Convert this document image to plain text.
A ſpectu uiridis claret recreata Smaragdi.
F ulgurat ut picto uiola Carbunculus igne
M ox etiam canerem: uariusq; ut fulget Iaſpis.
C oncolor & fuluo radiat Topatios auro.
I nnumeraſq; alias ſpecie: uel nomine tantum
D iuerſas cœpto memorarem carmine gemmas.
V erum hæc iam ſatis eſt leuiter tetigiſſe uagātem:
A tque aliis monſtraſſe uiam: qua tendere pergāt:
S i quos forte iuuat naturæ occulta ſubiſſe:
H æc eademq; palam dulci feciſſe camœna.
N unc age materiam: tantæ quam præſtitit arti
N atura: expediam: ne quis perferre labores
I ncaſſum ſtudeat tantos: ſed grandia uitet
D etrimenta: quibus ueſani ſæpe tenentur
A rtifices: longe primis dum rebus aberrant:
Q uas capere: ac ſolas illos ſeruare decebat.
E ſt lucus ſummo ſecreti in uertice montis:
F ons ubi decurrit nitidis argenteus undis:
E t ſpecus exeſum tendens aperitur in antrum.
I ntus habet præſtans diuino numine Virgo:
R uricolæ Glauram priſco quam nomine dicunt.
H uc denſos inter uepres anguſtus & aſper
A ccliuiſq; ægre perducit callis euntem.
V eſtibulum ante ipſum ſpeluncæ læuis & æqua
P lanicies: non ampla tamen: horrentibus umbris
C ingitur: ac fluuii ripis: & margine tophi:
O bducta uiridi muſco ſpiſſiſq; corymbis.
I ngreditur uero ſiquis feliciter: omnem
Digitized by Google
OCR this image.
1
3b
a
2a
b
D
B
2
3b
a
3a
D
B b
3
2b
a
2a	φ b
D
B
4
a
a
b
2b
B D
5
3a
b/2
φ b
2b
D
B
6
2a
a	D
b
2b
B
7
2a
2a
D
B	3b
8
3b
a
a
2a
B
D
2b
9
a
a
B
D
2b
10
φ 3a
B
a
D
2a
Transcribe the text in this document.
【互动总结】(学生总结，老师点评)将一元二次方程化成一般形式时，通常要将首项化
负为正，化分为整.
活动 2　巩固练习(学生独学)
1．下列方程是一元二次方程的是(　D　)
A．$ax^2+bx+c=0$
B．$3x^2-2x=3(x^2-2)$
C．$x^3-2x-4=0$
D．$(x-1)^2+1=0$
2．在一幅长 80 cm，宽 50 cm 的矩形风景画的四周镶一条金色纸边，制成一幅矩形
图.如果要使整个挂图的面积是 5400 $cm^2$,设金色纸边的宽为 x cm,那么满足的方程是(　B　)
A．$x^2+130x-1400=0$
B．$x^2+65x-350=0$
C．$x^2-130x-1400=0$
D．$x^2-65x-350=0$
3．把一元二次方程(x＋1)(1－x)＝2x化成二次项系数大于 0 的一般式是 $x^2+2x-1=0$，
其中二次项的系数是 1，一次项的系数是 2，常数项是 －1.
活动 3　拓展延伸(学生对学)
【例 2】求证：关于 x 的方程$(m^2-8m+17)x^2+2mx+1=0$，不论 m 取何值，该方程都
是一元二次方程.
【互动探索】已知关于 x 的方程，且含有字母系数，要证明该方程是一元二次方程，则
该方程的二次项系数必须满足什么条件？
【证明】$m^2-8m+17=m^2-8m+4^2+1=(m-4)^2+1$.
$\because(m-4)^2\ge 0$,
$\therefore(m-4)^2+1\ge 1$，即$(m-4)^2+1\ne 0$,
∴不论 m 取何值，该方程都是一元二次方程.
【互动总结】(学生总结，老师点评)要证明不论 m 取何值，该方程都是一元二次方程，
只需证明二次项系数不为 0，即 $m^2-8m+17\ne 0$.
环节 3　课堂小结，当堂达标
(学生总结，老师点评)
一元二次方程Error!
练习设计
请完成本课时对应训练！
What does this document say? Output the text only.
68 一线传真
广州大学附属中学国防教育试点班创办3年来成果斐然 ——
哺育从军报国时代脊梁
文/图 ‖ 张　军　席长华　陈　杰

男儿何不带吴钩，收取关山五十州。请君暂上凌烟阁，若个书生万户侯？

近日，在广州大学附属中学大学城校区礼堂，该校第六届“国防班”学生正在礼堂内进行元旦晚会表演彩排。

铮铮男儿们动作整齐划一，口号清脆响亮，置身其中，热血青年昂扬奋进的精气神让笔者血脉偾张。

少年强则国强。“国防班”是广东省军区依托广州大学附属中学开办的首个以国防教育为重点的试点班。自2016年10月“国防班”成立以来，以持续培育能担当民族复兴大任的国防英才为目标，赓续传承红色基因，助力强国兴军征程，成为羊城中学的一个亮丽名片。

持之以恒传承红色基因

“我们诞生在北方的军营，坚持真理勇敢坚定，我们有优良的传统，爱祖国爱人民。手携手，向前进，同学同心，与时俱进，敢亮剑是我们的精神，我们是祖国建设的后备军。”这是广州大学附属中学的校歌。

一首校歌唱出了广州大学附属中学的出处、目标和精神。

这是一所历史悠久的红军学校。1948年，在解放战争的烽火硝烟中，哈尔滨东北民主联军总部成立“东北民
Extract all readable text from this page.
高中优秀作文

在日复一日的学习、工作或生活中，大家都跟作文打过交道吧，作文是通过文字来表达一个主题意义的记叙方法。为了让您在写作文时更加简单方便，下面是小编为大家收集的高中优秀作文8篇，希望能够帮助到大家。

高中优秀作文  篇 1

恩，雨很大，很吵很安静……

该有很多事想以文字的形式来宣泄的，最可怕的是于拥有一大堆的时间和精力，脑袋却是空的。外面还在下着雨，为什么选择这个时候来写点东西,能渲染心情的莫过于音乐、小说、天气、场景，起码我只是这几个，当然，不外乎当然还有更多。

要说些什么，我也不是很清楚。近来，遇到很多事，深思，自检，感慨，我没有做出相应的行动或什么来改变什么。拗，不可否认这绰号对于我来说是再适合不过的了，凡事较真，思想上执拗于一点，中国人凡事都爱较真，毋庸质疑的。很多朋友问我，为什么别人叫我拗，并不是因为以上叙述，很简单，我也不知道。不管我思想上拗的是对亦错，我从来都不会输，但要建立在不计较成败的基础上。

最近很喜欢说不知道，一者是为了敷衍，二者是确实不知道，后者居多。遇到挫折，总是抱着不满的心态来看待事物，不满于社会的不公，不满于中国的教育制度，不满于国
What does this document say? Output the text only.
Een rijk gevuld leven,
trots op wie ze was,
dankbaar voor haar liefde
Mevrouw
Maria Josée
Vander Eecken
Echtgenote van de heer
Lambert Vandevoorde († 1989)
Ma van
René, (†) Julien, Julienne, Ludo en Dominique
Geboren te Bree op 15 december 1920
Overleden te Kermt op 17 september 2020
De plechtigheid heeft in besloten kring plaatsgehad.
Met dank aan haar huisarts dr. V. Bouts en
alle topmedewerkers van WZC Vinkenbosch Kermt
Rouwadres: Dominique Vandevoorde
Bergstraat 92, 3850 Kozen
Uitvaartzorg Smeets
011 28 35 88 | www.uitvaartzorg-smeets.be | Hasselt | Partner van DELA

+--

### WHAT YOU WILL DO
Provide all the records again, word for word.

### FULL RESPONSE
Convert this document image to plain text.
A ſpectu uiridis claret recreata Smaragdi.
F ulgurat ut picto uiola Carbunculus igne
M ox etiam canerem: uariusq; ut fulget Iaſpis.
C oncolor & fuluo radiat Topatios auro.
I nnumeraſq; alias ſpecie: uel nomine tantum
D iuerſas cœpto memorarem carmine gemmas.
V erum hæc iam ſatis eſt leuiter tetigiſſe uagātem:
A tque aliis monſtraſſe uiam: qua tendere pergāt:
S i quos forte iuuat naturæ occulta ſubiſſe:
H æc eademq; palam dulci feciſſe camœna.
N unc age materiam: tantæ quam præſtitit arti
N atura: expediam: ne quis perferre labores
I ncaſſum ſtudeat tantos: ſed grandia uitet
D etrimenta: quibus ueſani ſæpe tenentur
A rtifices: longe primis dum rebus aberrant:
Q uas capere: ac ſolas illos ſeruare decebat.
E ſt lucus ſummo ſecreti in uertice montis:
F ons ubi decurrit nitidis argenteus undis:
E t ſpecus exeſum tendens aperitur in antrum.
I ntus habet præſtans diuino numine Virgo:
R uricolæ Glauram priſco quam nomine dicunt.
H uc denſos inter uepres anguſtus & aſper
A ccliuiſq; ægre perducit callis euntem.
V eſtibulum ante ipſum ſpeluncæ læuis & æqua
P lanicies: non ampla tamen: horrentibus umbris
C ingitur: ac fluuii ripis: & margine tophi:
O bducta uiridi muſco ſpiſſiſq; corymbis.
I ngreditur uero ſiquis feliciter: omnem
Digitized by Google
OCR this image.
1
3b
a
2a
b
D
B
2
3b
a
3a
D
B b
3
2b
a
2a	φ b
D
B
4
a
a
b
2b
B D
5
3a
b/2
φ b
2b
D
B
6
2a
a	D
b
2b
B
7
2a
2a
D
B	3b
8
3b
a
a
2a
B
D
2b
9
a
a
B
D
2b
10
φ 3a
B
a
D
2a
Transcribe the text in this document.
【互动总结】(学生总结，老师点评)将一元二次方程化成一般形式时，通常要将首项化
负为正，化分为整.
活动 2　巩固练习(学生独学)
1．下列方程是一元二次方程的是(　D　)
A．$ax^2+bx+c=0$
B．$3x^2-2x=3(x^2-2)$
C．$x^3-2x-4=0$
D．$(x-1)^2+1=0$
2．在一幅长 80 cm，宽 50 cm 的矩形风景画的四周镶一条金色纸边，制成一幅矩形
图.如果要使整个挂图的面积是 5400 $cm^2$,设金色纸边的宽为 x cm,那么满足的方程是(　B　)
A．$x^2+130x-1400=0$
B．$x^2+65x-350=0$
C．$x^2-130x-1400=0$
D．$x^2-65x-350=0$
3．把一元二次方程(x＋1)(1－x)＝2x化成二次项系数大于 0 的一般式是 $x^2+2x-1=0$，
其中二次项的系数是 1，一次项的系数是 2，常数项是 －1.
活动 3　拓展延伸(学生对学)
【例 2】求证：关于 x 的方程$(m^2-8m+17)x^2+2mx+1=0$，不论 m 取何值，该方程都
是一元二次方程.
【互动探索】已知关于 x 的方程，且含有字母系数，要证明该方程是一元二次方程，则
该方程的二次项系数必须满足什么条件？
【证明】$m^2-8m+17=m^2-8m+4^2+1=(m-4)^2+1$.
$\because(m-4)^2\ge 0$,
$\therefore(m-4)^2+1\ge 1$，即$(m-4)^2+1\ne 0$,
∴不论 m 取何值，该方程都是一元二次方程.
【互动总结】(学生总结，老师点评)要证明不论 m 取何值，该方程都是一元二次方程，
只需证明二次项系数不为 0，即 $m^2-8m+17\ne 0$.
环节 3　课堂小结，当堂达标
(学生总结，老师点评)
一元二次方程Error!
练习设计
请完成本课时对应训练！
What does this document say? Output the text only.
68 一线传真
广州大学附属中学国防教育试点班创办3年来成果斐然 ——
哺育从军报国时代脊梁
文/图 ‖ 张　军　席长华　陈　杰

男儿何不带吴钩，收取关山五十州。请君暂上凌烟阁，若个书生万户侯？

近日，在广州大学附属中学大学城校区礼堂，该校第六届“国防班”学生正在礼堂内进行元旦晚会表演彩排。

铮铮男儿们动作整齐划一，口号清脆响亮，置身其中，热血青年昂扬奋进的精气神让笔者血脉偾张。

少年强则国强。“国防班”是广东省军区依托广州大学附属中学开办的首个以国防教育为重点的试点班。自2016年10月“国防班”成立以来，以持续培育能担当民族复兴大任的国防英才为目标，赓续传承红色基因，助力强国兴军征程，成为羊城中学的一个亮丽名片。

持之以恒传承红色基因

“我们诞生在北方的军营，坚持真理勇敢坚定，我们有优良的传统，爱祖国爱人民。手携手，向前进，同学同心，与时俱进，敢亮剑是我们的精神，我们是祖国建设的后备军。”这是广州大学附属中学的校歌。

一首校歌唱出了广州大学附属中学的出处、目标和精神。

这是一所历史悠久的红军学校。1948年，在解放战争的烽火硝烟中，哈尔滨东北民主联军总部成立“东北民
Extract all readable text from this page.
高中优秀作文

在日复一日的学习、工作或生活中，大家都跟作文打过交道吧，作文是通过文字来表达一个主题意义的记叙方法。为了让您在写作文时更加简单方便，下面是小编为大家收集的高中优秀作文8篇，希望能够帮助到大家。

高中优秀作文  篇 1

恩，雨很大，很吵很安静……

该有很多事想以文字的形式来宣泄的，最可怕的是于拥有一大堆的时间和精力，脑袋却是空的。外面还在下着雨，为什么选择这个时候来写点东西,能渲染心情的莫过于音乐、小说、天气、场景，起码我只是这几个，当然，不外乎当然还有更多。

要说些什么，我也不是很清楚。近来，遇到很多事，深思，自检，感慨，我没有做出相应的行动或什么来改变什么。拗，不可否认这绰号对于我来说是再适合不过的了，凡事较真，思想上执拗于一点，中国人凡事都爱较真，毋庸质疑的。很多朋友问我，为什么别人叫我拗，并不是因为以上叙述，很简单，我也不知道。不管我思想上拗的是对亦错，我从来都不会输，但要建立在不计较成败的基础上。

最近很喜欢说不知道，一者是为了敷衍，二者是确实不知道，后者居多。遇到挫折，总是抱着不满的心态来看待事物，不满于社会的不公，不满于中国的教育制度，不满于国
What does this document say? Output the text only.
Een rijk gevuld leven,
trots op wie ze was,
dankbaar voor haar liefde
Mevrouw
Maria Josée
Vander Eecken
Echtgenote van de heer
Lambert Vandevoorde († 1989)
Ma van
René, (†) Julien, Julienne, Ludo en Dominique
Geboren te Bree op 15 december 1920
Overleden te Kermt op 17 september 2020
De plechtigheid heeft in besloten kring plaatsgehad.
Met dank aan haar huisarts dr. V. Bouts en
alle topmedewerkers van WZC Vinkenbosch Kermt
Rouwadres: Dominique Vandevoorde
Bergstraat 92, 3850 Kozen
Uitvaartzorg Smeets
011 28 35 88 | www.uitvaartzorg-smeets.be | Hasselt | Partner van DELA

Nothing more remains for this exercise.